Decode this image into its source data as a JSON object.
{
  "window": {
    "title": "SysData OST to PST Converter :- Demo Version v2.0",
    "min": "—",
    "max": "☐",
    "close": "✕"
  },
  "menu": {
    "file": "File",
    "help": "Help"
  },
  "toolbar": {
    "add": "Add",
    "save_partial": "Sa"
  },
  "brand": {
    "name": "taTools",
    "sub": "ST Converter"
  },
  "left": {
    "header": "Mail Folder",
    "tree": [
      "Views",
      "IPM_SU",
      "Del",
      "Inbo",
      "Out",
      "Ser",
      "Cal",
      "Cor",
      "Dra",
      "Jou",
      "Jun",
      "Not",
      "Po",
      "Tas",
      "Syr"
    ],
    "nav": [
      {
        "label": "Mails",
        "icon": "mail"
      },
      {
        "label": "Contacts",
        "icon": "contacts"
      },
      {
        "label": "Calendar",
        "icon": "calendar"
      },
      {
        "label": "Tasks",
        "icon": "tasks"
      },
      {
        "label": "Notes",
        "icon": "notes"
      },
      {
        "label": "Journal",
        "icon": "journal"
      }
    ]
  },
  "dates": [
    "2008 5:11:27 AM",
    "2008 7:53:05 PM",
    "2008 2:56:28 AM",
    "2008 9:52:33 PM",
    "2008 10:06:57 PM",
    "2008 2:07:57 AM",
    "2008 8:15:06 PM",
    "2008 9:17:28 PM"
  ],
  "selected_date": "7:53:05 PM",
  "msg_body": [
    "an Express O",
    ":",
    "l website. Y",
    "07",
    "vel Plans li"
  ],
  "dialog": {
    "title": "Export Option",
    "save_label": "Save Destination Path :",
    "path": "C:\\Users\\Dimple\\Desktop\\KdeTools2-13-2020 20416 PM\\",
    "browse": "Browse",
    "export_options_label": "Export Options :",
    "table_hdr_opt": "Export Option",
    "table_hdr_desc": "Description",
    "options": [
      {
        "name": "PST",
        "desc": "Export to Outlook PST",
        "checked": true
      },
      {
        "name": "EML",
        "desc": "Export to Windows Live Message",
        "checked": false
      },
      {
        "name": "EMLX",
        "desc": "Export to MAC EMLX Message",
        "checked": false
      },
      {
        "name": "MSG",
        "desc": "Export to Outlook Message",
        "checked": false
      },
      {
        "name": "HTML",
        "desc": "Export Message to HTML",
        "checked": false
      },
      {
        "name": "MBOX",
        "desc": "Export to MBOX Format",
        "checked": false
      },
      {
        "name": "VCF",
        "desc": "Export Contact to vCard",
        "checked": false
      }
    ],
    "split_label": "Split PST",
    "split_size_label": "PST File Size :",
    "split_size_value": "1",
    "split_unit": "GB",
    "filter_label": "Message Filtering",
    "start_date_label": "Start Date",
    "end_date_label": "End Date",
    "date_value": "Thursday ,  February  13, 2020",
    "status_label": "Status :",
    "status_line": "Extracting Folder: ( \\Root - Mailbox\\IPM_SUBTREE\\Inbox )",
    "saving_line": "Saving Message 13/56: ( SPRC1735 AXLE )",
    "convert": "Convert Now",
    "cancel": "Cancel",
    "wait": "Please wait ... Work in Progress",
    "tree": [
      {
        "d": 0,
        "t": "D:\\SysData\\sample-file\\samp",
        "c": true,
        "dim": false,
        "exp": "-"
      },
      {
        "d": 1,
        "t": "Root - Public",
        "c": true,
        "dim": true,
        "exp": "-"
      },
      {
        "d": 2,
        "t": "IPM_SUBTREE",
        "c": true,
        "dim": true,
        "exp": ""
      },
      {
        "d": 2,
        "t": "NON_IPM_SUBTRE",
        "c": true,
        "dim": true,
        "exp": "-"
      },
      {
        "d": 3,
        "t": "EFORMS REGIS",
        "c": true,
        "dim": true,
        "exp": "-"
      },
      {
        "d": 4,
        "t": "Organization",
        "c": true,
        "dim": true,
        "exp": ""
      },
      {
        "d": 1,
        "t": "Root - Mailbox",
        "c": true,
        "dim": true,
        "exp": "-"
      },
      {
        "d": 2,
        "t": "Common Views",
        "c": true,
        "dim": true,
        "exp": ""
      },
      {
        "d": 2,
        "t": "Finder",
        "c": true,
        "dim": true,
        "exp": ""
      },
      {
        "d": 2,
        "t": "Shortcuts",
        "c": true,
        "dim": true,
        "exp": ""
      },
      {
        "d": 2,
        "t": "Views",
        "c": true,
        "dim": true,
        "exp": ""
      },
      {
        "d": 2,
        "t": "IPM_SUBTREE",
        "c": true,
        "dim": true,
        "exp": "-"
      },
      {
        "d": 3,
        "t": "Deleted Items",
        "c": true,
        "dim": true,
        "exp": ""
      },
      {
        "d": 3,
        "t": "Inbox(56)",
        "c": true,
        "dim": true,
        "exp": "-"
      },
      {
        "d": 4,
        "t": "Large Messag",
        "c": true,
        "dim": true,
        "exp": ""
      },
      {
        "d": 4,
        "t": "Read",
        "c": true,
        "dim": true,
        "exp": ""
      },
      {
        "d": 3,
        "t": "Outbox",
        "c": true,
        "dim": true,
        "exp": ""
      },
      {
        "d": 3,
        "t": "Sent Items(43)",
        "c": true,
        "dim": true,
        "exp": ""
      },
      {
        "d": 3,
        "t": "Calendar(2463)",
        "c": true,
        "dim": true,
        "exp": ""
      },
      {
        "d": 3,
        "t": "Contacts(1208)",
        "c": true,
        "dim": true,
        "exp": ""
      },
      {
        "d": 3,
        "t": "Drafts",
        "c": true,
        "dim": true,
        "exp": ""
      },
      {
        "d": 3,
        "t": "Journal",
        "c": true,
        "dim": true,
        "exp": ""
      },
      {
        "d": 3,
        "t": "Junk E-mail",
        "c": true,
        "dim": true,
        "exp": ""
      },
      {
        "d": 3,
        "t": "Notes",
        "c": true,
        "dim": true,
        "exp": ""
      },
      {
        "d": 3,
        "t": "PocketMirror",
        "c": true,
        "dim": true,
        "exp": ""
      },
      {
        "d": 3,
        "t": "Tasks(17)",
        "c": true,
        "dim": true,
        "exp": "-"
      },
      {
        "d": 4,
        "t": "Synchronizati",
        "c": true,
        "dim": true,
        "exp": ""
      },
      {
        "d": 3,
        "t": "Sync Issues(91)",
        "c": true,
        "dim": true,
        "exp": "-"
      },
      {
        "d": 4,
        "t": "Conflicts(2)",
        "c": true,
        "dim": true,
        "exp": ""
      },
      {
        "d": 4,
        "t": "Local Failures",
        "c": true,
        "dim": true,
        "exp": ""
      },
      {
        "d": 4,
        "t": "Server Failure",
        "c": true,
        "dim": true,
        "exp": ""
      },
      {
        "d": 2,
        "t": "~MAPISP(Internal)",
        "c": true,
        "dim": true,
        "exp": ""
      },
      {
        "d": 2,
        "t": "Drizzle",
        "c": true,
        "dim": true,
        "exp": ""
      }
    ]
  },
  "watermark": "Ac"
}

◇ ◇ ◇

Produce an exact copy of every entry above.

• Result below
Decode this image into its source data as a JSON object.
{
  "window": {
    "title": "SysData OST to PST Converter :- Demo Version v2.0",
    "min": "—",
    "max": "☐",
    "close": "✕"
  },
  "menu": {
    "file": "File",
    "help": "Help"
  },
  "toolbar": {
    "add": "Add",
    "save_partial": "Sa"
  },
  "brand": {
    "name": "taTools",
    "sub": "ST Converter"
  },
  "left": {
    "header": "Mail Folder",
    "tree": [
      "Views",
      "IPM_SU",
      "Del",
      "Inbo",
      "Out",
      "Ser",
      "Cal",
      "Cor",
      "Dra",
      "Jou",
      "Jun",
      "Not",
      "Po",
      "Tas",
      "Syr"
    ],
    "nav": [
      {
        "label": "Mails",
        "icon": "mail"
      },
      {
        "label": "Contacts",
        "icon": "contacts"
      },
      {
        "label": "Calendar",
        "icon": "calendar"
      },
      {
        "label": "Tasks",
        "icon": "tasks"
      },
      {
        "label": "Notes",
        "icon": "notes"
      },
      {
        "label": "Journal",
        "icon": "journal"
      }
    ]
  },
  "dates": [
    "2008 5:11:27 AM",
    "2008 7:53:05 PM",
    "2008 2:56:28 AM",
    "2008 9:52:33 PM",
    "2008 10:06:57 PM",
    "2008 2:07:57 AM",
    "2008 8:15:06 PM",
    "2008 9:17:28 PM"
  ],
  "selected_date": "7:53:05 PM",
  "msg_body": [
    "an Express O",
    ":",
    "l website. Y",
    "07",
    "vel Plans li"
  ],
  "dialog": {
    "title": "Export Option",
    "save_label": "Save Destination Path :",
    "path": "C:\\Users\\Dimple\\Desktop\\KdeTools2-13-2020 20416 PM\\",
    "browse": "Browse",
    "export_options_label": "Export Options :",
    "table_hdr_opt": "Export Option",
    "table_hdr_desc": "Description",
    "options": [
      {
        "name": "PST",
        "desc": "Export to Outlook PST",
        "checked": true
      },
      {
        "name": "EML",
        "desc": "Export to Windows Live Message",
        "checked": false
      },
      {
        "name": "EMLX",
        "desc": "Export to MAC EMLX Message",
        "checked": false
      },
      {
        "name": "MSG",
        "desc": "Export to Outlook Message",
        "checked": false
      },
      {
        "name": "HTML",
        "desc": "Export Message to HTML",
        "checked": false
      },
      {
        "name": "MBOX",
        "desc": "Export to MBOX Format",
        "checked": false
      },
      {
        "name": "VCF",
        "desc": "Export Contact to vCard",
        "checked": false
      }
    ],
    "split_label": "Split PST",
    "split_size_label": "PST File Size :",
    "split_size_value": "1",
    "split_unit": "GB",
    "filter_label": "Message Filtering",
    "start_date_label": "Start Date",
    "end_date_label": "End Date",
    "date_value": "Thursday ,  February  13, 2020",
    "status_label": "Status :",
    "status_line": "Extracting Folder: ( \\Root - Mailbox\\IPM_SUBTREE\\Inbox )",
    "saving_line": "Saving Message 13/56: ( SPRC1735 AXLE )",
    "convert": "Convert Now",
    "cancel": "Cancel",
    "wait": "Please wait ... Work in Progress",
    "tree": [
      {
        "d": 0,
        "t": "D:\\SysData\\sample-file\\samp",
        "c": true,
        "dim": false,
        "exp": "-"
      },
      {
        "d": 1,
        "t": "Root - Public",
        "c": true,
        "dim": true,
        "exp": "-"
      },
      {
        "d": 2,
        "t": "IPM_SUBTREE",
        "c": true,
        "dim": true,
        "exp": ""
      },
      {
        "d": 2,
        "t": "NON_IPM_SUBTRE",
        "c": true,
        "dim": true,
        "exp": "-"
      },
      {
        "d": 3,
        "t": "EFORMS REGIS",
        "c": true,
        "dim": true,
        "exp": "-"
      },
      {
        "d": 4,
        "t": "Organization",
        "c": true,
        "dim": true,
        "exp": ""
      },
      {
        "d": 1,
        "t": "Root - Mailbox",
        "c": true,
        "dim": true,
        "exp": "-"
      },
      {
        "d": 2,
        "t": "Common Views",
        "c": true,
        "dim": true,
        "exp": ""
      },
      {
        "d": 2,
        "t": "Finder",
        "c": true,
        "dim": true,
        "exp": ""
      },
      {
        "d": 2,
        "t": "Shortcuts",
        "c": true,
        "dim": true,
        "exp": ""
      },
      {
        "d": 2,
        "t": "Views",
        "c": true,
        "dim": true,
        "exp": ""
      },
      {
        "d": 2,
        "t": "IPM_SUBTREE",
        "c": true,
        "dim": true,
        "exp": "-"
      },
      {
        "d": 3,
        "t": "Deleted Items",
        "c": true,
        "dim": true,
        "exp": ""
      },
      {
        "d": 3,
        "t": "Inbox(56)",
        "c": true,
        "dim": true,
        "exp": "-"
      },
      {
        "d": 4,
        "t": "Large Messag",
        "c": true,
        "dim": true,
        "exp": ""
      },
      {
        "d": 4,
        "t": "Read",
        "c": true,
        "dim": true,
        "exp": ""
      },
      {
        "d": 3,
        "t": "Outbox",
        "c": true,
        "dim": true,
        "exp": ""
      },
      {
        "d": 3,
        "t": "Sent Items(43)",
        "c": true,
        "dim": true,
        "exp": ""
      },
      {
        "d": 3,
        "t": "Calendar(2463)",
        "c": true,
        "dim": true,
        "exp": ""
      },
      {
        "d": 3,
        "t": "Contacts(1208)",
        "c": true,
        "dim": true,
        "exp": ""
      },
      {
        "d": 3,
        "t": "Drafts",
        "c": true,
        "dim": true,
        "exp": ""
      },
      {
        "d": 3,
        "t": "Journal",
        "c": true,
        "dim": true,
        "exp": ""
      },
      {
        "d": 3,
        "t": "Junk E-mail",
        "c": true,
        "dim": true,
        "exp": ""
      },
      {
        "d": 3,
        "t": "Notes",
        "c": true,
        "dim": true,
        "exp": ""
      },
      {
        "d": 3,
        "t": "PocketMirror",
        "c": true,
        "dim": true,
        "exp": ""
      },
      {
        "d": 3,
        "t": "Tasks(17)",
        "c": true,
        "dim": true,
        "exp": "-"
      },
      {
        "d": 4,
        "t": "Synchronizati",
        "c": true,
        "dim": true,
        "exp": ""
      },
      {
        "d": 3,
        "t": "Sync Issues(91)",
        "c": true,
        "dim": true,
        "exp": "-"
      },
      {
        "d": 4,
        "t": "Conflicts(2)",
        "c": true,
        "dim": true,
        "exp": ""
      },
      {
        "d": 4,
        "t": "Local Failures",
        "c": true,
        "dim": true,
        "exp": ""
      },
      {
        "d": 4,
        "t": "Server Failure",
        "c": true,
        "dim": true,
        "exp": ""
      },
      {
        "d": 2,
        "t": "~MAPISP(Internal)",
        "c": true,
        "dim": true,
        "exp": ""
      },
      {
        "d": 2,
        "t": "Drizzle",
        "c": true,
        "dim": true,
        "exp": ""
      }
    ]
  },
  "watermark": "Ac"
}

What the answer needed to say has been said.